> **SET EXERCISE**
Type out the complete listing below word for word, without its pictures.

+ + + + +

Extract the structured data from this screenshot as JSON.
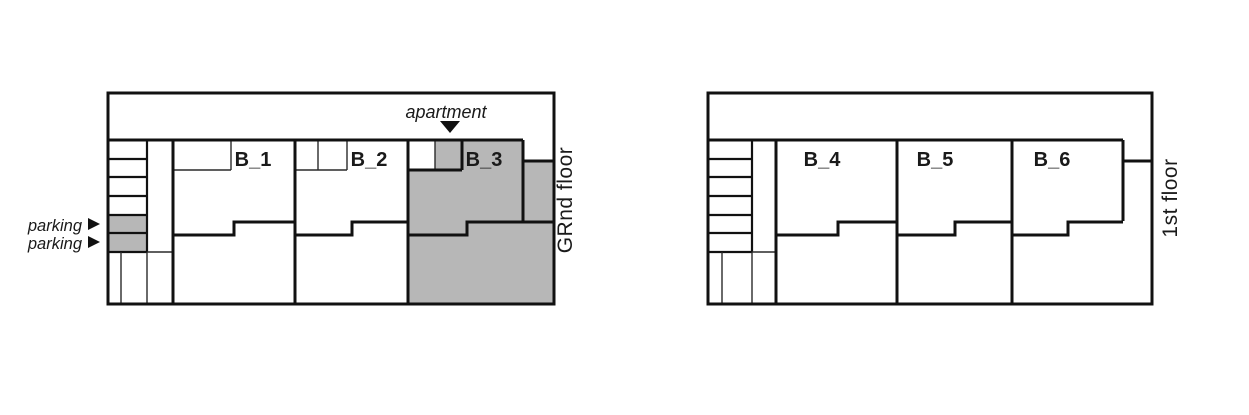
{
  "ground": {
    "floor_label": "GRnd floor",
    "apartment_label": "apartment",
    "parking_labels": [
      {
        "label": "parking"
      },
      {
        "label": "parking"
      }
    ],
    "units": [
      {
        "label": "B_1",
        "highlighted": false
      },
      {
        "label": "B_2",
        "highlighted": false
      },
      {
        "label": "B_3",
        "highlighted": true
      }
    ]
  },
  "first": {
    "floor_label": "1st floor",
    "units": [
      {
        "label": "B_4",
        "highlighted": false
      },
      {
        "label": "B_5",
        "highlighted": false
      },
      {
        "label": "B_6",
        "highlighted": false
      }
    ]
  },
  "colors": {
    "highlight_fill": "#b7b7b7",
    "line": "#111111",
    "background": "#ffffff"
  }
}
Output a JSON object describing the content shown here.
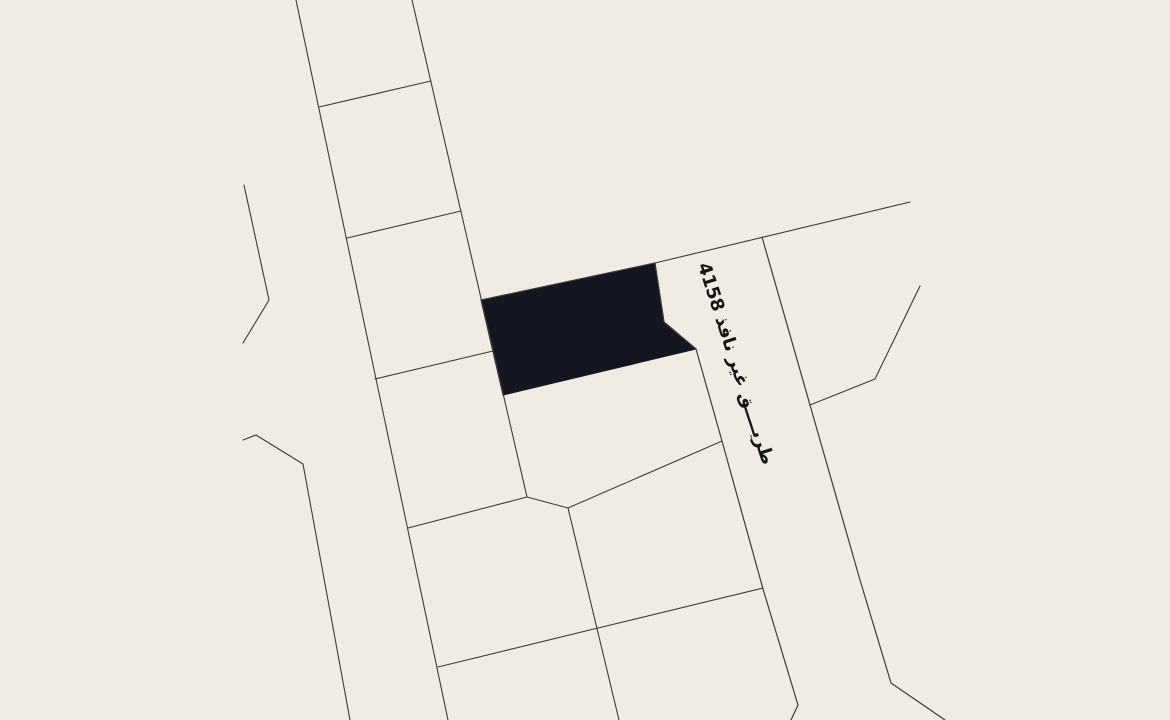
{
  "canvas": {
    "width": 1170,
    "height": 720,
    "background_color": "#f0ebe3",
    "line_color": "#3d3b38",
    "highlight_fill": "#131621",
    "label_color": "#151515"
  },
  "map": {
    "road_label": {
      "text": "طريق غير نافذ 4158",
      "display": "طريــــق غير نافذ 4158",
      "rotation_deg": 72,
      "x": 713,
      "y": 260,
      "font_size_px": 18
    },
    "highlighted_parcel": {
      "name": "selected-parcel",
      "points": [
        [
          481,
          300
        ],
        [
          655,
          263
        ],
        [
          664,
          322
        ],
        [
          696,
          349
        ],
        [
          503,
          395
        ]
      ]
    },
    "boundaries": [
      {
        "name": "block-left-boundary",
        "w": 1.1,
        "points": [
          [
            296,
            0
          ],
          [
            448,
            720
          ]
        ]
      },
      {
        "name": "block-right-boundary",
        "w": 1.1,
        "points": [
          [
            412,
            0
          ],
          [
            527,
            497
          ]
        ]
      },
      {
        "name": "parcel-divider-1",
        "w": 1.1,
        "points": [
          [
            319,
            107
          ],
          [
            431,
            81
          ]
        ]
      },
      {
        "name": "parcel-divider-2",
        "w": 1.1,
        "points": [
          [
            347,
            238
          ],
          [
            461,
            211
          ]
        ]
      },
      {
        "name": "parcel-divider-3",
        "w": 1.1,
        "points": [
          [
            375,
            379
          ],
          [
            493,
            351
          ]
        ]
      },
      {
        "name": "parcel-divider-4",
        "w": 1.1,
        "points": [
          [
            408,
            528
          ],
          [
            527,
            497
          ]
        ]
      },
      {
        "name": "west-boundary-upper",
        "w": 1.1,
        "points": [
          [
            244,
            185
          ],
          [
            269,
            300
          ],
          [
            243,
            343
          ]
        ]
      },
      {
        "name": "west-boundary-lower",
        "w": 1.1,
        "points": [
          [
            243,
            440
          ],
          [
            256,
            435
          ],
          [
            303,
            464
          ],
          [
            350,
            720
          ]
        ]
      },
      {
        "name": "north-diagonal-boundary",
        "w": 1.1,
        "points": [
          [
            481,
            300
          ],
          [
            655,
            263
          ],
          [
            910,
            202
          ]
        ]
      },
      {
        "name": "road-west-edge",
        "w": 1.2,
        "points": [
          [
            655,
            263
          ],
          [
            664,
            322
          ],
          [
            696,
            349
          ],
          [
            722,
            441
          ],
          [
            763,
            589
          ],
          [
            798,
            705
          ],
          [
            791,
            720
          ]
        ]
      },
      {
        "name": "road-east-edge",
        "w": 1.2,
        "points": [
          [
            762,
            237
          ],
          [
            810,
            405
          ],
          [
            860,
            580
          ],
          [
            891,
            683
          ],
          [
            945,
            720
          ]
        ]
      },
      {
        "name": "east-corner-boundary",
        "w": 1.1,
        "points": [
          [
            810,
            405
          ],
          [
            875,
            379
          ],
          [
            920,
            286
          ]
        ]
      },
      {
        "name": "south-long-divider",
        "w": 1.1,
        "points": [
          [
            438,
            667
          ],
          [
            598,
            628
          ],
          [
            763,
            588
          ]
        ]
      },
      {
        "name": "south-vertical-divider",
        "w": 1.1,
        "points": [
          [
            527,
            497
          ],
          [
            568,
            508
          ],
          [
            619,
            720
          ]
        ]
      },
      {
        "name": "south-diagonal-divider",
        "w": 1.1,
        "points": [
          [
            568,
            508
          ],
          [
            722,
            441
          ]
        ]
      }
    ]
  }
}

+ + + + +

> **THE RESULT**
Extract the structured data from this screenshot as JSON.
{
  "ground": {
    "floor_label": "GRnd floor",
    "apartment_label": "apartment",
    "parking_labels": [
      {
        "label": "parking"
      },
      {
        "label": "parking"
      }
    ],
    "units": [
      {
        "label": "B_1",
        "highlighted": false
      },
      {
        "label": "B_2",
        "highlighted": false
      },
      {
        "label": "B_3",
        "highlighted": true
      }
    ]
  },
  "first": {
    "floor_label": "1st floor",
    "units": [
      {
        "label": "B_4",
        "highlighted": false
      },
      {
        "label": "B_5",
        "highlighted": false
      },
      {
        "label": "B_6",
        "highlighted": false
      }
    ]
  },
  "colors": {
    "highlight_fill": "#b7b7b7",
    "line": "#111111",
    "background": "#ffffff"
  }
}
Output a JSON object describing the content shown here.
{
  "canvas": {
    "width": 1170,
    "height": 720,
    "background_color": "#f0ebe3",
    "line_color": "#3d3b38",
    "highlight_fill": "#131621",
    "label_color": "#151515"
  },
  "map": {
    "road_label": {
      "text": "طريق غير نافذ 4158",
      "display": "طريــــق غير نافذ 4158",
      "rotation_deg": 72,
      "x": 713,
      "y": 260,
      "font_size_px": 18
    },
    "highlighted_parcel": {
      "name": "selected-parcel",
      "points": [
        [
          481,
          300
        ],
        [
          655,
          263
        ],
        [
          664,
          322
        ],
        [
          696,
          349
        ],
        [
          503,
          395
        ]
      ]
    },
    "boundaries": [
      {
        "name": "block-left-boundary",
        "w": 1.1,
        "points": [
          [
            296,
            0
          ],
          [
            448,
            720
          ]
        ]
      },
      {
        "name": "block-right-boundary",
        "w": 1.1,
        "points": [
          [
            412,
            0
          ],
          [
            527,
            497
          ]
        ]
      },
      {
        "name": "parcel-divider-1",
        "w": 1.1,
        "points": [
          [
            319,
            107
          ],
          [
            431,
            81
          ]
        ]
      },
      {
        "name": "parcel-divider-2",
        "w": 1.1,
        "points": [
          [
            347,
            238
          ],
          [
            461,
            211
          ]
        ]
      },
      {
        "name": "parcel-divider-3",
        "w": 1.1,
        "points": [
          [
            375,
            379
          ],
          [
            493,
            351
          ]
        ]
      },
      {
        "name": "parcel-divider-4",
        "w": 1.1,
        "points": [
          [
            408,
            528
          ],
          [
            527,
            497
          ]
        ]
      },
      {
        "name": "west-boundary-upper",
        "w": 1.1,
        "points": [
          [
            244,
            185
          ],
          [
            269,
            300
          ],
          [
            243,
            343
          ]
        ]
      },
      {
        "name": "west-boundary-lower",
        "w": 1.1,
        "points": [
          [
            243,
            440
          ],
          [
            256,
            435
          ],
          [
            303,
            464
          ],
          [
            350,
            720
          ]
        ]
      },
      {
        "name": "north-diagonal-boundary",
        "w": 1.1,
        "points": [
          [
            481,
            300
          ],
          [
            655,
            263
          ],
          [
            910,
            202
          ]
        ]
      },
      {
        "name": "road-west-edge",
        "w": 1.2,
        "points": [
          [
            655,
            263
          ],
          [
            664,
            322
          ],
          [
            696,
            349
          ],
          [
            722,
            441
          ],
          [
            763,
            589
          ],
          [
            798,
            705
          ],
          [
            791,
            720
          ]
        ]
      },
      {
        "name": "road-east-edge",
        "w": 1.2,
        "points": [
          [
            762,
            237
          ],
          [
            810,
            405
          ],
          [
            860,
            580
          ],
          [
            891,
            683
          ],
          [
            945,
            720
          ]
        ]
      },
      {
        "name": "east-corner-boundary",
        "w": 1.1,
        "points": [
          [
            810,
            405
          ],
          [
            875,
            379
          ],
          [
            920,
            286
          ]
        ]
      },
      {
        "name": "south-long-divider",
        "w": 1.1,
        "points": [
          [
            438,
            667
          ],
          [
            598,
            628
          ],
          [
            763,
            588
          ]
        ]
      },
      {
        "name": "south-vertical-divider",
        "w": 1.1,
        "points": [
          [
            527,
            497
          ],
          [
            568,
            508
          ],
          [
            619,
            720
          ]
        ]
      },
      {
        "name": "south-diagonal-divider",
        "w": 1.1,
        "points": [
          [
            568,
            508
          ],
          [
            722,
            441
          ]
        ]
      }
    ]
  }
}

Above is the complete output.